* [Work required]: State how many lines in the listing below contain the word "Frequency". Reply with the number alone.

==== Material supplied ====

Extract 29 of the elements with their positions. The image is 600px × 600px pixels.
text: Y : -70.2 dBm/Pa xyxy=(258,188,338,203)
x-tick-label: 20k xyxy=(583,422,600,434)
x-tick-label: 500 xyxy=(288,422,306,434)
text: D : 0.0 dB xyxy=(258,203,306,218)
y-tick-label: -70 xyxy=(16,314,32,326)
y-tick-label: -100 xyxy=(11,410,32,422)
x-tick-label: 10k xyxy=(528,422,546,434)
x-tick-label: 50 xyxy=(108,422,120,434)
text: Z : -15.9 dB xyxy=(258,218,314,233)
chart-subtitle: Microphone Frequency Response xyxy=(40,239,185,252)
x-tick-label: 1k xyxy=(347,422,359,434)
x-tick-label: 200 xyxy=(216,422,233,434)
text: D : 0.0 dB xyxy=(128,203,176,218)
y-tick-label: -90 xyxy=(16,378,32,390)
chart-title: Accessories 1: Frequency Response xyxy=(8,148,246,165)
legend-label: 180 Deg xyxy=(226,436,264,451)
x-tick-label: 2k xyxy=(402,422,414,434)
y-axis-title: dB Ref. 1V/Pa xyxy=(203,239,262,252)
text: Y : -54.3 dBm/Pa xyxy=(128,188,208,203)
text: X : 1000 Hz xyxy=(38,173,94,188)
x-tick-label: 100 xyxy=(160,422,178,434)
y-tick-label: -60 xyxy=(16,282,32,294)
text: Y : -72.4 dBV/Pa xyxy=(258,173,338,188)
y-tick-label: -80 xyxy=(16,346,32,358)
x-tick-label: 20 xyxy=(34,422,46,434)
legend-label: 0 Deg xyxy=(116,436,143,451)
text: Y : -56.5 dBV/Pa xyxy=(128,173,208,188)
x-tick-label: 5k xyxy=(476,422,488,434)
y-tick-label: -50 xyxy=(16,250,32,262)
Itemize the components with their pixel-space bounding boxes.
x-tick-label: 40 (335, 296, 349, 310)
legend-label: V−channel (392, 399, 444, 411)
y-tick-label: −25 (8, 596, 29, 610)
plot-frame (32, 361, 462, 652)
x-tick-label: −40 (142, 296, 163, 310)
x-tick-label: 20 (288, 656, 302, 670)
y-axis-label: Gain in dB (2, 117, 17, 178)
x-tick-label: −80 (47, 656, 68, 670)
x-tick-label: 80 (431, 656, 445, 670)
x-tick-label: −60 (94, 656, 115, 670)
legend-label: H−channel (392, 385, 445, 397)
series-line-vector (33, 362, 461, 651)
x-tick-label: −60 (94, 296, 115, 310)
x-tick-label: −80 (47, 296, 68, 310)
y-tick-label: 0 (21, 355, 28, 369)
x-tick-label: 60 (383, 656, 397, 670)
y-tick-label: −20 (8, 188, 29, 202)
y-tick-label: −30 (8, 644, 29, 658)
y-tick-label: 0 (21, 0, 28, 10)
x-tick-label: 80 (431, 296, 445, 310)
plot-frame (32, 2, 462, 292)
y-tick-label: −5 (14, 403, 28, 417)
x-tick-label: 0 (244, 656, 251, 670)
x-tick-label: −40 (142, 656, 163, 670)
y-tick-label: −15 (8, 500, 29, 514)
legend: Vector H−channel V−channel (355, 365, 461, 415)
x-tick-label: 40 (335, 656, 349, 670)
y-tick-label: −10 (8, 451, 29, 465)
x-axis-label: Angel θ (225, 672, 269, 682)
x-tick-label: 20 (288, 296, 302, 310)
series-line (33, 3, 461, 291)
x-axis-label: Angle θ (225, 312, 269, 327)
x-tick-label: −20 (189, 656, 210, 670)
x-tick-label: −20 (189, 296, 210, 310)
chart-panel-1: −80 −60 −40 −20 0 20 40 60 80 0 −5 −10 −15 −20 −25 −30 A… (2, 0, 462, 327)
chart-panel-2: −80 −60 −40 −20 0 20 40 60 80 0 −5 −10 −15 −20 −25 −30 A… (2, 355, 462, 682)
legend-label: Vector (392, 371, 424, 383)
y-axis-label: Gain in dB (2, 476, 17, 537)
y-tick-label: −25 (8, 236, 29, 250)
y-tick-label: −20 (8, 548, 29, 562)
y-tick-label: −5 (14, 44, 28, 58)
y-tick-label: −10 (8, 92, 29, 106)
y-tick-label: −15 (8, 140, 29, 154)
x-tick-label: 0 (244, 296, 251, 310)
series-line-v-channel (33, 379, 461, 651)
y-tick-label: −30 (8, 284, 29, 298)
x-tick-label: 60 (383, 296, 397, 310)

====
==== Material supplied ====

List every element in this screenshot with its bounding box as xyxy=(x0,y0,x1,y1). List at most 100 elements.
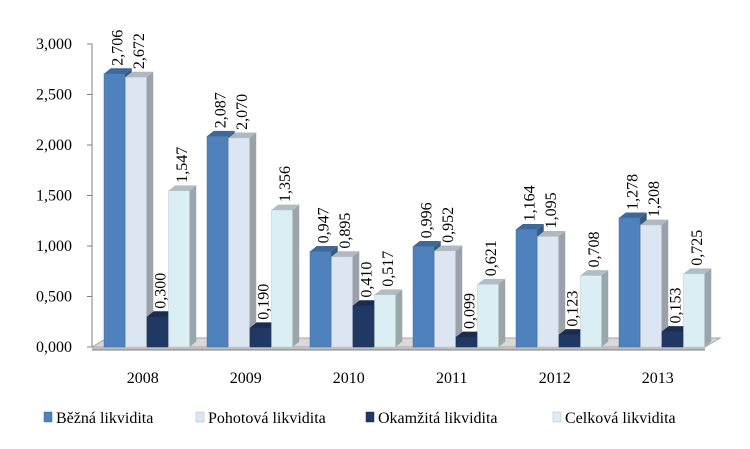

====

* [Result of the task]: 2